> **Short task**
Provide the data again in its entirety, exactly as given.

(Data entries)
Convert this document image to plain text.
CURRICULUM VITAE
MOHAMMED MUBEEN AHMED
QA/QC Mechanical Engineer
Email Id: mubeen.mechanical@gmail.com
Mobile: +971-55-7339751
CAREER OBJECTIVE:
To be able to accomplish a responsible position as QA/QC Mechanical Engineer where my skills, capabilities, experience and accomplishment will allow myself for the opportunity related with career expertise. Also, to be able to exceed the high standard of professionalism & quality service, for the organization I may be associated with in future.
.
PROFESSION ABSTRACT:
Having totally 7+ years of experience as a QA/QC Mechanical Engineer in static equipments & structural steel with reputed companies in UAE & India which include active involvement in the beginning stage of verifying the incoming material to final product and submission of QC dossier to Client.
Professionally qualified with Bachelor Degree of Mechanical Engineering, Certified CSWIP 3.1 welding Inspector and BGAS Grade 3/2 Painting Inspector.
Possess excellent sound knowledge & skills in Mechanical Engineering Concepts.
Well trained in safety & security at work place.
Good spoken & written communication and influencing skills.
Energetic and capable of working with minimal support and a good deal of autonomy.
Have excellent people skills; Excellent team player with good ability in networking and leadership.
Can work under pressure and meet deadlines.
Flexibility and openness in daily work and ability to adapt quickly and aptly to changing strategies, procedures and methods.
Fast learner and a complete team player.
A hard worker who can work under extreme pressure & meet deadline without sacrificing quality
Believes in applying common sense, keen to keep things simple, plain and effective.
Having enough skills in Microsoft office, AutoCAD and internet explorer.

> **Task response**
Convert this document image to plain text.
CURRICULUM VITAE
MOHAMMED MUBEEN AHMED
QA/QC Mechanical Engineer
Email Id: mubeen.mechanical@gmail.com
Mobile: +971-55-7339751
CAREER OBJECTIVE:
To be able to accomplish a responsible position as QA/QC Mechanical Engineer where my skills, capabilities, experience and accomplishment will allow myself for the opportunity related with career expertise. Also, to be able to exceed the high standard of professionalism & quality service, for the organization I may be associated with in future.
.
PROFESSION ABSTRACT:
Having totally 7+ years of experience as a QA/QC Mechanical Engineer in static equipments & structural steel with reputed companies in UAE & India which include active involvement in the beginning stage of verifying the incoming material to final product and submission of QC dossier to Client.
Professionally qualified with Bachelor Degree of Mechanical Engineering, Certified CSWIP 3.1 welding Inspector and BGAS Grade 3/2 Painting Inspector.
Possess excellent sound knowledge & skills in Mechanical Engineering Concepts.
Well trained in safety & security at work place.
Good spoken & written communication and influencing skills.
Energetic and capable of working with minimal support and a good deal of autonomy.
Have excellent people skills; Excellent team player with good ability in networking and leadership.
Can work under pressure and meet deadlines.
Flexibility and openness in daily work and ability to adapt quickly and aptly to changing strategies, procedures and methods.
Fast learner and a complete team player.
A hard worker who can work under extreme pressure & meet deadline without sacrificing quality
Believes in applying common sense, keen to keep things simple, plain and effective.
Having enough skills in Microsoft office, AutoCAD and internet explorer.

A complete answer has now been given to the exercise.